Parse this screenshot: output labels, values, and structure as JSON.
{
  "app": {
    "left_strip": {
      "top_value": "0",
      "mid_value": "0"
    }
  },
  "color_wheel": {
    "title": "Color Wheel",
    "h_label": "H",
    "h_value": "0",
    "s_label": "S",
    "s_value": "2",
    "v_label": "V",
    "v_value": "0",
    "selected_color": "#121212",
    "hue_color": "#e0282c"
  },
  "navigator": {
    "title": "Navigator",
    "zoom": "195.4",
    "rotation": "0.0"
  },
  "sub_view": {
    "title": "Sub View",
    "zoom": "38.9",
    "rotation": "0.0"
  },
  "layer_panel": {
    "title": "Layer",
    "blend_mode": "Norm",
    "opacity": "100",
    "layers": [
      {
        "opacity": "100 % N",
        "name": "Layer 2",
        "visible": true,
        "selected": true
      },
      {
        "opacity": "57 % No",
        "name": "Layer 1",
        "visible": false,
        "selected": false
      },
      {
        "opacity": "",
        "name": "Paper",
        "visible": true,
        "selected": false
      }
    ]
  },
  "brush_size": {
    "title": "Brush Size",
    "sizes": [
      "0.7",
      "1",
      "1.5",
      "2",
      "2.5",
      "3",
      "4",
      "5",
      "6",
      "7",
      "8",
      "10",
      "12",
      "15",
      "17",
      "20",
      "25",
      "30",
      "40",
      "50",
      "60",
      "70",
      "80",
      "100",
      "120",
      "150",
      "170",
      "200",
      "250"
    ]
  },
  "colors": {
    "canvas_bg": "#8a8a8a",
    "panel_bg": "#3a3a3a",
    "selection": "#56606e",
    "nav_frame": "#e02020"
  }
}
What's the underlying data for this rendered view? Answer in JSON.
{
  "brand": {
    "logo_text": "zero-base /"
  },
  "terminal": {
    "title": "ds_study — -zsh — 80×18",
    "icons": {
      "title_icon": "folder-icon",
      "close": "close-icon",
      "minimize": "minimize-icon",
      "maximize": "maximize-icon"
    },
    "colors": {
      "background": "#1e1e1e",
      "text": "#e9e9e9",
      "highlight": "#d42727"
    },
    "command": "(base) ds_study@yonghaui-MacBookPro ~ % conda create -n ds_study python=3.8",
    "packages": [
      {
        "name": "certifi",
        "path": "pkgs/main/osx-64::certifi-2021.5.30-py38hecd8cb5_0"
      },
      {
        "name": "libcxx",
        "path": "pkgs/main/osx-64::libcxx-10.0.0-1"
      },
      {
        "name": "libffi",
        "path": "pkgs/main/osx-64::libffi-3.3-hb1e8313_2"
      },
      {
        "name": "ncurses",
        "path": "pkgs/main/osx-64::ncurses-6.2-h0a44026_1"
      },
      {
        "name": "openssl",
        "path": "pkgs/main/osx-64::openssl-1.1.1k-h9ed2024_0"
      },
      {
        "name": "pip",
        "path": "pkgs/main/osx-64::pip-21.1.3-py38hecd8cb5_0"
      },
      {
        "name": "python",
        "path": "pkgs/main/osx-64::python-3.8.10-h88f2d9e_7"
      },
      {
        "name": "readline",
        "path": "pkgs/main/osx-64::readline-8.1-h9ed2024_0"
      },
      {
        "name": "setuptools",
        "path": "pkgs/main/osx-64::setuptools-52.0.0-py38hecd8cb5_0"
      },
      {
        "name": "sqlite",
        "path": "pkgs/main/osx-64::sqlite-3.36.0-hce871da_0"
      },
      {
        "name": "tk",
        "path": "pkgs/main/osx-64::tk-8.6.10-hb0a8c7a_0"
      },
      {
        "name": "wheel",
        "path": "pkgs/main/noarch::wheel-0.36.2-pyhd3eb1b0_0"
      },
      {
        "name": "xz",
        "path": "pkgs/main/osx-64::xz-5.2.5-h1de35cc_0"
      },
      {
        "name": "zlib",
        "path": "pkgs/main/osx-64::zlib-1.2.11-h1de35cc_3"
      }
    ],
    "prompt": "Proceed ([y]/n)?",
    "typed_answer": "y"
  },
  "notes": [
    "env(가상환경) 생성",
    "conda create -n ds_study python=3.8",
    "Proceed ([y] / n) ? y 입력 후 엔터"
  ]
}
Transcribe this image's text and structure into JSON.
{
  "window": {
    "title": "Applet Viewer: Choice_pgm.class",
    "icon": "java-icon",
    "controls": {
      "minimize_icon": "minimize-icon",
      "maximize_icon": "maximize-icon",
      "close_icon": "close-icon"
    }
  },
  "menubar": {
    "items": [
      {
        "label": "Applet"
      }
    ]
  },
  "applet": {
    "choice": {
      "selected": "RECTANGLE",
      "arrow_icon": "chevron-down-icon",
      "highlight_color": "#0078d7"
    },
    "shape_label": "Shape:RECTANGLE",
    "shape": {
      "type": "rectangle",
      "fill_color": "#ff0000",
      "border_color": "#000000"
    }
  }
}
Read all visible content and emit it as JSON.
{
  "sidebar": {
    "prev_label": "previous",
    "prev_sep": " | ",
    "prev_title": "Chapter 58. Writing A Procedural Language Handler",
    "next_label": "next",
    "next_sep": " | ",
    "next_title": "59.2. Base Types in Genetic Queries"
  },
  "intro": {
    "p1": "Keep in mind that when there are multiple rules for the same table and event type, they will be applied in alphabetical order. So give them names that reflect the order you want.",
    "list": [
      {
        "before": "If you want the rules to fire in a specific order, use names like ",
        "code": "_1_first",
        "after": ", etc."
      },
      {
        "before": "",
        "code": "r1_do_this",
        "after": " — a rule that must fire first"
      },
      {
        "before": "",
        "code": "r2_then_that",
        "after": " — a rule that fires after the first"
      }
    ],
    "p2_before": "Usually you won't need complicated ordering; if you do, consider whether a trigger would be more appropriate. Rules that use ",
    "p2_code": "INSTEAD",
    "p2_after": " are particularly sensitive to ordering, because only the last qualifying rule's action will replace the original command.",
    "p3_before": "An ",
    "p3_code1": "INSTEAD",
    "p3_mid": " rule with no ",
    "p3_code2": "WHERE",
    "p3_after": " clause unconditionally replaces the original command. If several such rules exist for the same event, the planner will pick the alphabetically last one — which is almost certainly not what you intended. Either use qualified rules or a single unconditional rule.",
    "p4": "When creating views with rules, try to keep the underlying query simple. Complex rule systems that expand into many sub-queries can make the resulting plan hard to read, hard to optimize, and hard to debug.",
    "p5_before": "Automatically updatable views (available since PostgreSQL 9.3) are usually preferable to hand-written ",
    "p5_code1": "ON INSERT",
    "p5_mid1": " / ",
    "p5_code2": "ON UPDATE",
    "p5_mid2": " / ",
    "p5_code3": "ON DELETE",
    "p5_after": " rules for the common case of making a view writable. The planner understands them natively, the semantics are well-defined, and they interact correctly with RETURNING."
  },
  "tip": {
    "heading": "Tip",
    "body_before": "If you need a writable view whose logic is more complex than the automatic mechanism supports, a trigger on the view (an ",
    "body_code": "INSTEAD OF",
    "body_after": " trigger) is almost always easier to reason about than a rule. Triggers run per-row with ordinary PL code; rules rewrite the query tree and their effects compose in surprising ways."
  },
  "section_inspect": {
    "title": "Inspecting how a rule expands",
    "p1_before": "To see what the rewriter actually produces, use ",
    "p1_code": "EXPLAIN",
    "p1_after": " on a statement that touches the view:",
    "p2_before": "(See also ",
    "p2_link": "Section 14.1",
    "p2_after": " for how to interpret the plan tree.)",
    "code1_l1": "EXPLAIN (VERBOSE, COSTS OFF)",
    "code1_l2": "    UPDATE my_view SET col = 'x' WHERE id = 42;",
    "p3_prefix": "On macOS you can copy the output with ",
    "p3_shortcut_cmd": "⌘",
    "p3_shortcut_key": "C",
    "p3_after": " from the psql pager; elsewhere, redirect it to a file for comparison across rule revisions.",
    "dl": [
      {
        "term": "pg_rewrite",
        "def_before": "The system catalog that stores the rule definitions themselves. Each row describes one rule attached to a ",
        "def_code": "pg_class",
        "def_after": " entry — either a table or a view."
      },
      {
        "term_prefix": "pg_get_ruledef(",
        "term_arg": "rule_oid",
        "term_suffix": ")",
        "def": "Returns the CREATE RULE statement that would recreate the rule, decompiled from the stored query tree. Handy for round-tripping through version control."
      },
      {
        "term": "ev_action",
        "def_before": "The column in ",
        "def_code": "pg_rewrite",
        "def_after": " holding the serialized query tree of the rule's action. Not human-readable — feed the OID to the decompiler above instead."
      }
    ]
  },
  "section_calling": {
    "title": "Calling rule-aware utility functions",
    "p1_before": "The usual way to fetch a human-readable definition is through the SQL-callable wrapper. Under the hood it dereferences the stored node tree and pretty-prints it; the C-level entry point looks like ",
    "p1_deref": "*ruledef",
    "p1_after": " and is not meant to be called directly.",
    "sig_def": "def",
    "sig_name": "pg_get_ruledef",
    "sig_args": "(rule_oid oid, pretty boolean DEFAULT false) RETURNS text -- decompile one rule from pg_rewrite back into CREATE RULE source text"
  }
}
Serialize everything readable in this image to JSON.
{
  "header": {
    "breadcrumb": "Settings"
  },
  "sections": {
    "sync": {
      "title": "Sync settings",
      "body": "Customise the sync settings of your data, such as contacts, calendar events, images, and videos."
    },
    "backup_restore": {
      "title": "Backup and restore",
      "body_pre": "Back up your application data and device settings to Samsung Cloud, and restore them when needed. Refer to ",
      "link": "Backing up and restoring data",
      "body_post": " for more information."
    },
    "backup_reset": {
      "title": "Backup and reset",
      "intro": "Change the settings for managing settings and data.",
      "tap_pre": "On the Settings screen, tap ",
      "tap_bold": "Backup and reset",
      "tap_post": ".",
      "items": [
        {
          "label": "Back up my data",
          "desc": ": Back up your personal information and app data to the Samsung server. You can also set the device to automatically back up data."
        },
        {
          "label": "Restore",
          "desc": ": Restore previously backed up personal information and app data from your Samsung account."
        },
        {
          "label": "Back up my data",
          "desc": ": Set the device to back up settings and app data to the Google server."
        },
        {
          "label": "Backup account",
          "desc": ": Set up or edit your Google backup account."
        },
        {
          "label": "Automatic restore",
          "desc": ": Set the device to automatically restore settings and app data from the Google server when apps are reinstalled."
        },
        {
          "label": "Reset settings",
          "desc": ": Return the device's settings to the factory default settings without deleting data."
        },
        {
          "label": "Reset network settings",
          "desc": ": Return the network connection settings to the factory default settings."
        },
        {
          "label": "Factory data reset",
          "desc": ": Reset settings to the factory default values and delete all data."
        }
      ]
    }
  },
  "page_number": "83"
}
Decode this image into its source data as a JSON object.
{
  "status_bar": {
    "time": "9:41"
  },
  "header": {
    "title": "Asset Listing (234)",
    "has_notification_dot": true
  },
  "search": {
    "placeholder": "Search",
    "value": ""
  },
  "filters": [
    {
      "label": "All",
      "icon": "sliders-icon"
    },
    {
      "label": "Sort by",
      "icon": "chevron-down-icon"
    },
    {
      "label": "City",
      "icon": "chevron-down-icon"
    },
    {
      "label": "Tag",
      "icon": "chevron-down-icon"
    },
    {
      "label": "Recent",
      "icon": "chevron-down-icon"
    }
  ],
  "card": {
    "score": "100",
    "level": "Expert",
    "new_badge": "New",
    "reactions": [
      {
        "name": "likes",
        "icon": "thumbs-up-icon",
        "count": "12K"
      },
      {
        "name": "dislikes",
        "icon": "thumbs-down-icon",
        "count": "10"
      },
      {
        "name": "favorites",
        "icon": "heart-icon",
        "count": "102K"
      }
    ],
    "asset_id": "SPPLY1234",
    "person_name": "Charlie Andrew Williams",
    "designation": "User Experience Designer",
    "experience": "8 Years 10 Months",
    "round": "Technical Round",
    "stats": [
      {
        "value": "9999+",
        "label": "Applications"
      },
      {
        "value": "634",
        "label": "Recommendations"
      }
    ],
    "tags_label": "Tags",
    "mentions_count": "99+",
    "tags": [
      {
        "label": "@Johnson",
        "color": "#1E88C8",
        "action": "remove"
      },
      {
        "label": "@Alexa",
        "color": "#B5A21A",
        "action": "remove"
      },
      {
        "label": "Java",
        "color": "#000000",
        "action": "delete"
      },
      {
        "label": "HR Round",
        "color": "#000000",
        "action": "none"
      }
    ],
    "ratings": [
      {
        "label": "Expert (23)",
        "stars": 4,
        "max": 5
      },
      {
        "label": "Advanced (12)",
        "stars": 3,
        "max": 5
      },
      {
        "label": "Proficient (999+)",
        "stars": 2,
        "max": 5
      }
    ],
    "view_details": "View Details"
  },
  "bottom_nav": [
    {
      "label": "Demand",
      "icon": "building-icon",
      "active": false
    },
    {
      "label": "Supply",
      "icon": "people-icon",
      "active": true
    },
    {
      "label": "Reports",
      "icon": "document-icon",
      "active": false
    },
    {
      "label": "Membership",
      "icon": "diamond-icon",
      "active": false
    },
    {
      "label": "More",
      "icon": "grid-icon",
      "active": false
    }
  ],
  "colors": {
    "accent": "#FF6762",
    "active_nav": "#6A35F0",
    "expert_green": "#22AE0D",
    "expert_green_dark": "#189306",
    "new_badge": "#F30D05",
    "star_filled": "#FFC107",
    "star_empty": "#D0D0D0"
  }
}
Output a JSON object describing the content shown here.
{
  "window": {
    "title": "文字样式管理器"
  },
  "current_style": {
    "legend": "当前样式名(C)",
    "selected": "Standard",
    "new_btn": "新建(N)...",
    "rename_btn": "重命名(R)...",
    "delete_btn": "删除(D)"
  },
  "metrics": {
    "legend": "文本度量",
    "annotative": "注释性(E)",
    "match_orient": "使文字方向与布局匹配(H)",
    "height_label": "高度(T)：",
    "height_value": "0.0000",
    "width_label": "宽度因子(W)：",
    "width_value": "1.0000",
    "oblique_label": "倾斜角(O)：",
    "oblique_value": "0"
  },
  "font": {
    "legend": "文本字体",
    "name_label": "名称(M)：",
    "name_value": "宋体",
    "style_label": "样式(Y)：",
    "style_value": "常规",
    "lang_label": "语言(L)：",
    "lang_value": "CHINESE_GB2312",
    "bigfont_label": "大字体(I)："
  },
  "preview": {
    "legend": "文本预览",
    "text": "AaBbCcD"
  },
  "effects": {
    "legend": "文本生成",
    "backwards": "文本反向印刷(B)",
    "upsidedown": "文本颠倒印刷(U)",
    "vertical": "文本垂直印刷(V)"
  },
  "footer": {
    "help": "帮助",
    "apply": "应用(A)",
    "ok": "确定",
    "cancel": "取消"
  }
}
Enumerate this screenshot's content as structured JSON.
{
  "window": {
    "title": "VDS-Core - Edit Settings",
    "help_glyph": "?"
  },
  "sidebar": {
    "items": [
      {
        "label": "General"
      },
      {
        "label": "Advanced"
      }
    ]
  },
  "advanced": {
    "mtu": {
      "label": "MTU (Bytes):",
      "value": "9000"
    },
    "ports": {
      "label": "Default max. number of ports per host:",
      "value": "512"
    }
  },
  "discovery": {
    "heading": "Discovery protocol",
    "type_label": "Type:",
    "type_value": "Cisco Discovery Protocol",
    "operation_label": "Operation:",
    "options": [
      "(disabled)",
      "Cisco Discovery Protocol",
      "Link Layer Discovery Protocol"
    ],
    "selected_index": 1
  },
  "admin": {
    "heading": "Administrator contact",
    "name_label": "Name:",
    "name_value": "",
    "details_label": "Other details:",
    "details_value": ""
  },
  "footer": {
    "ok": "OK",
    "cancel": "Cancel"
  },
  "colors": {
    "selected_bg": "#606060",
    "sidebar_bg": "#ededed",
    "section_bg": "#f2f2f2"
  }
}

* **What you need to do**
Starting with the line that contains "Enumerate this screenshot's", print each line through the last one in the listing. Include both end lines and add nothing.

* **Response**
Enumerate this screenshot's content as structured JSON.
{
  "window": {
    "title": "VDS-Core - Edit Settings",
    "help_glyph": "?"
  },
  "sidebar": {
    "items": [
      {
        "label": "General"
      },
      {
        "label": "Advanced"
      }
    ]
  },
  "advanced": {
    "mtu": {
      "label": "MTU (Bytes):",
      "value": "9000"
    },
    "ports": {
      "label": "Default max. number of ports per host:",
      "value": "512"
    }
  },
  "discovery": {
    "heading": "Discovery protocol",
    "type_label": "Type:",
    "type_value": "Cisco Discovery Protocol",
    "operation_label": "Operation:",
    "options": [
      "(disabled)",
      "Cisco Discovery Protocol",
      "Link Layer Discovery Protocol"
    ],
    "selected_index": 1
  },
  "admin": {
    "heading": "Administrator contact",
    "name_label": "Name:",
    "name_value": "",
    "details_label": "Other details:",
    "details_value": ""
  },
  "footer": {
    "ok": "OK",
    "cancel": "Cancel"
  },
  "colors": {
    "selected_bg": "#606060",
    "sidebar_bg": "#ededed",
    "section_bg": "#f2f2f2"
  }
}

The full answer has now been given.